Problem details » Copy every line of the data that includes the string "spolupráci".
# START OF Dataset extract
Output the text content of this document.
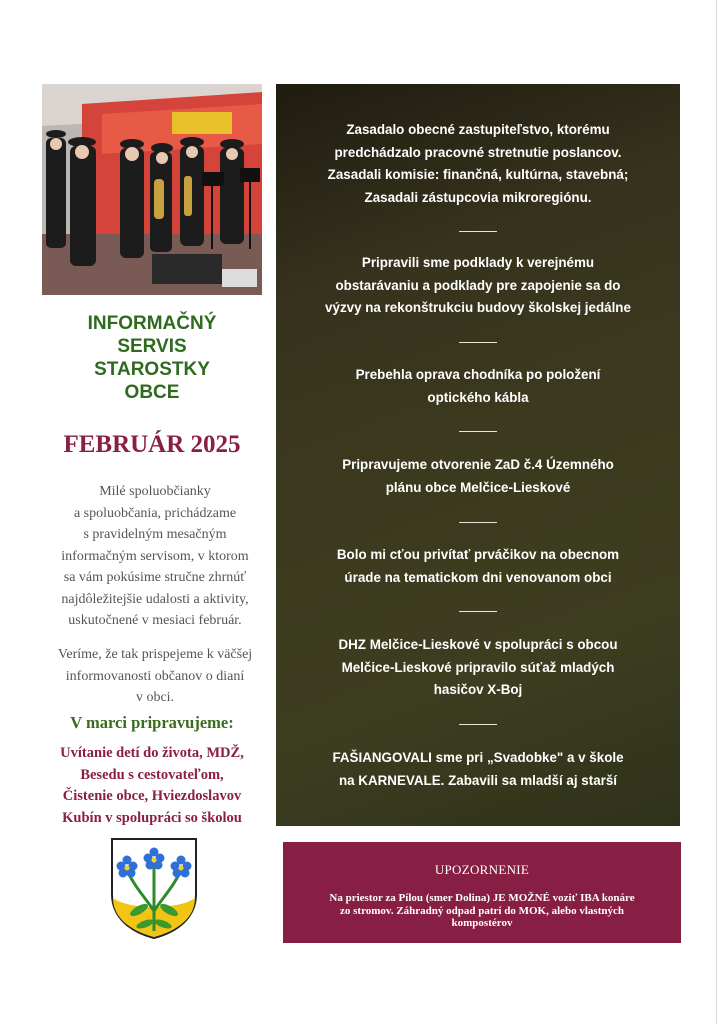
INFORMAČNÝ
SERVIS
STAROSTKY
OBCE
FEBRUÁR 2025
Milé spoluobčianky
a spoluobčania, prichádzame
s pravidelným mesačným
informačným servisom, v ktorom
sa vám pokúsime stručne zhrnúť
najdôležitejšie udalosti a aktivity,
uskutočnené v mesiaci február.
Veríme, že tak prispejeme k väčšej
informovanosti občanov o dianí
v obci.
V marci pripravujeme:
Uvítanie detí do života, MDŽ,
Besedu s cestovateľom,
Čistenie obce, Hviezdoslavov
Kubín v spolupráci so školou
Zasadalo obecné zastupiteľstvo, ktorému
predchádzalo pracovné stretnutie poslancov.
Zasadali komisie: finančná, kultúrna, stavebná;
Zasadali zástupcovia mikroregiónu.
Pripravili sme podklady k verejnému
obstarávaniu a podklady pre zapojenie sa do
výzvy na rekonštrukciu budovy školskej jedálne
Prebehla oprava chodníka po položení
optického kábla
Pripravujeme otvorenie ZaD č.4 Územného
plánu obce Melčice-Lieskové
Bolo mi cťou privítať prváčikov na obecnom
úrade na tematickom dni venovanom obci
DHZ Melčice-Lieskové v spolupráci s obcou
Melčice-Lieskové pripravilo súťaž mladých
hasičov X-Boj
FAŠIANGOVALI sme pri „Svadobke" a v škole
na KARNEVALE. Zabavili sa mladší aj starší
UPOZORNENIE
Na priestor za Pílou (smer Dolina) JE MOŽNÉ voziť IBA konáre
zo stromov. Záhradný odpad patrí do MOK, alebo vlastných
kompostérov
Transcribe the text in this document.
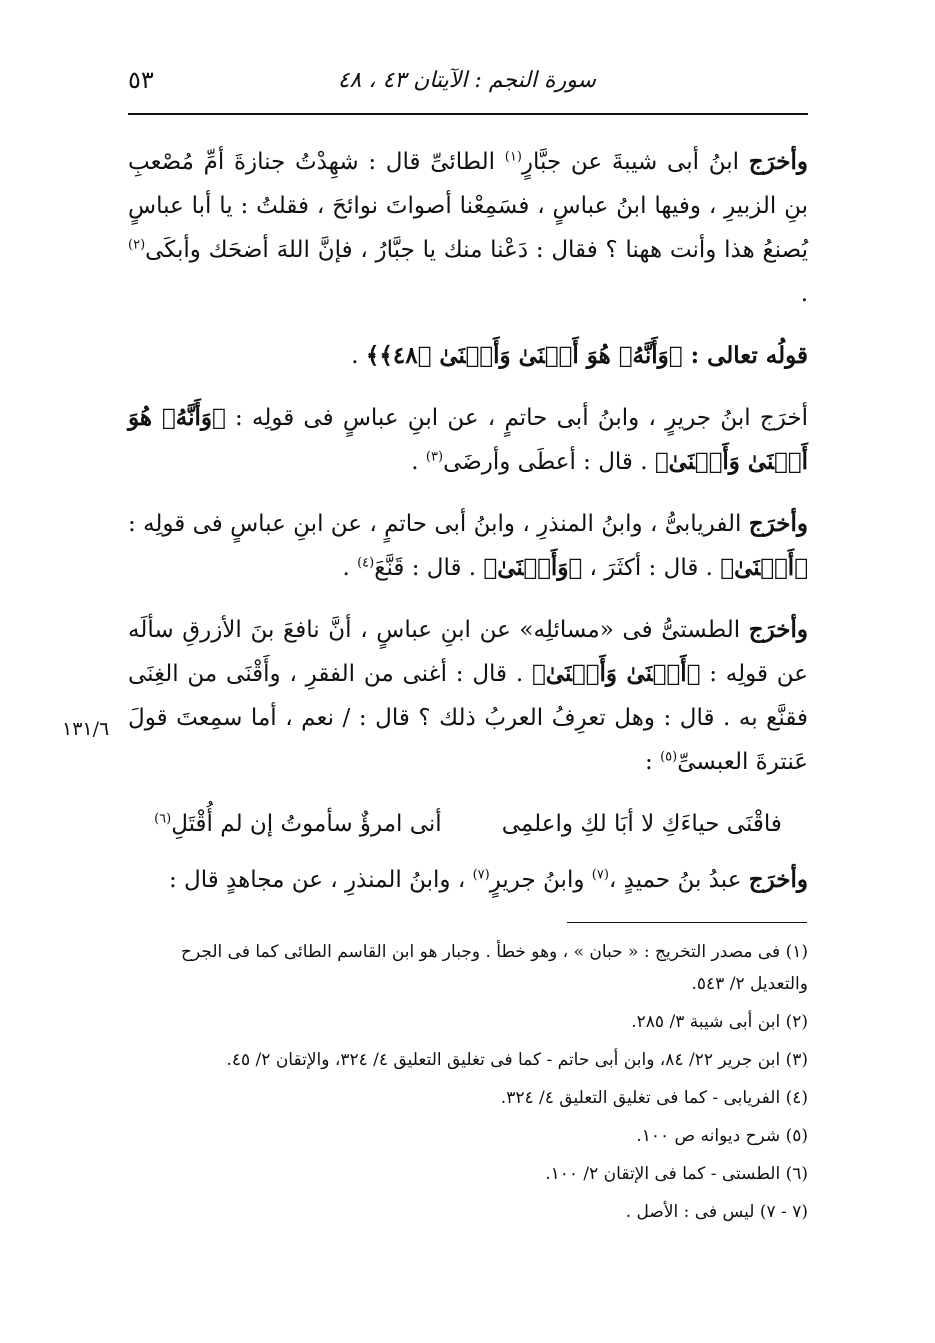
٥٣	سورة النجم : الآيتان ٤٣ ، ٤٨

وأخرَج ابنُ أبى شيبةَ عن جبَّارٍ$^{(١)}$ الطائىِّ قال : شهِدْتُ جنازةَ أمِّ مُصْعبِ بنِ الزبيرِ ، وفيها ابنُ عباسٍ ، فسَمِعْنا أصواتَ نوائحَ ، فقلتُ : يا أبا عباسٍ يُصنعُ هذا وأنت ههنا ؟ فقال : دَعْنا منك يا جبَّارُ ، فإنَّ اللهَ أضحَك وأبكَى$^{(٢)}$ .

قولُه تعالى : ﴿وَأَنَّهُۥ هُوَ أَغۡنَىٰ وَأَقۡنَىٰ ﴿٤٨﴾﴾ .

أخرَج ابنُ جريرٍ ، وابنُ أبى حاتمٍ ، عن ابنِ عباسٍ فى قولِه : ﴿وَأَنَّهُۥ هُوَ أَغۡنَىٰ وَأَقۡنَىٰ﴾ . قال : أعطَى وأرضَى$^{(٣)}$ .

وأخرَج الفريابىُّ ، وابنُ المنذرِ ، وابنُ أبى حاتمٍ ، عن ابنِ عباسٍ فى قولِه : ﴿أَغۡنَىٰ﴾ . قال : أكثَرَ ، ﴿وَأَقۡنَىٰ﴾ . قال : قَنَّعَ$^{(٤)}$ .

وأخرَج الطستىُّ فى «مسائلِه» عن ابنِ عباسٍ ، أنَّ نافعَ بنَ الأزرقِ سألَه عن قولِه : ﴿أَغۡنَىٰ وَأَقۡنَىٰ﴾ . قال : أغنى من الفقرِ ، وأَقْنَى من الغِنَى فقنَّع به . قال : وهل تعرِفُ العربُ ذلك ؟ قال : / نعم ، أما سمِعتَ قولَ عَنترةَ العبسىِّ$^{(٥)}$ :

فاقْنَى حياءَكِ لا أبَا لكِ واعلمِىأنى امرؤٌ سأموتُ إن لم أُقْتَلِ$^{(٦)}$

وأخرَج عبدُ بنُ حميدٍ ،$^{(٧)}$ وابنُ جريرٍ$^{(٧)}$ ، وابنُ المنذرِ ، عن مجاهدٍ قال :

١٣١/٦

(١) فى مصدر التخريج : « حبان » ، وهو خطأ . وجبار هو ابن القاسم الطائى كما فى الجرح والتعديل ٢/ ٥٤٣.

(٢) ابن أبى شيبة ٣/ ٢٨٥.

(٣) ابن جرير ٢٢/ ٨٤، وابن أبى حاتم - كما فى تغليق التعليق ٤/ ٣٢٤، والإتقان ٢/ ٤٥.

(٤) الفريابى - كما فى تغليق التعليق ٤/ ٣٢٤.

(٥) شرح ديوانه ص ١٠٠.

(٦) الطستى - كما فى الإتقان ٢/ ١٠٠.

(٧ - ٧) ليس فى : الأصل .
# END OF Dataset extract
# START OF Dataset extract
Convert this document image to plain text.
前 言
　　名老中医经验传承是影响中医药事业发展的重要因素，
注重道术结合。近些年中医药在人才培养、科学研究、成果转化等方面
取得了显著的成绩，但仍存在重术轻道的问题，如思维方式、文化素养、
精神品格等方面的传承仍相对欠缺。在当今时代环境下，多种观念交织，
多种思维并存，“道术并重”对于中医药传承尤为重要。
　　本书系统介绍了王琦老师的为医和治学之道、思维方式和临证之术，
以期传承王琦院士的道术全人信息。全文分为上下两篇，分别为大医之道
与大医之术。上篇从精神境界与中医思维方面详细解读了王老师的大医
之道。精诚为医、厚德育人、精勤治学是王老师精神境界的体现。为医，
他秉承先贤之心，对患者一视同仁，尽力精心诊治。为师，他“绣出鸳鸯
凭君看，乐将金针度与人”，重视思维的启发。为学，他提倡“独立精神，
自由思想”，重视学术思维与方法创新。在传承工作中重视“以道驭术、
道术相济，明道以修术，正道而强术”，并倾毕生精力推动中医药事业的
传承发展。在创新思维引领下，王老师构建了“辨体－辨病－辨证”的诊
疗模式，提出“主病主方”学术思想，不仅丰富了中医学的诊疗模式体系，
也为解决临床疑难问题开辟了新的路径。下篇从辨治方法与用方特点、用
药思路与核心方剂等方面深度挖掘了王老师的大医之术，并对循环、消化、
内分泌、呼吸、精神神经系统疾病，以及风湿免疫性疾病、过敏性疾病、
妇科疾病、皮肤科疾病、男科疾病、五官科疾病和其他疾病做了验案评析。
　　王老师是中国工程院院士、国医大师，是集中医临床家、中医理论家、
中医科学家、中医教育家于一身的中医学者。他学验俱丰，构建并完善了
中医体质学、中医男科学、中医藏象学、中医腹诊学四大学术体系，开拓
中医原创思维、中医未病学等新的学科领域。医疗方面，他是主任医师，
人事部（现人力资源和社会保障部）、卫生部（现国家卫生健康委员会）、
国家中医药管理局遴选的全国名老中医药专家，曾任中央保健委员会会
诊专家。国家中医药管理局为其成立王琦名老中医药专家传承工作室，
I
# END OF Dataset extract
Final result »
Kubín v spolupráci so školou
DHZ Melčice-Lieskové v spolupráci s obcou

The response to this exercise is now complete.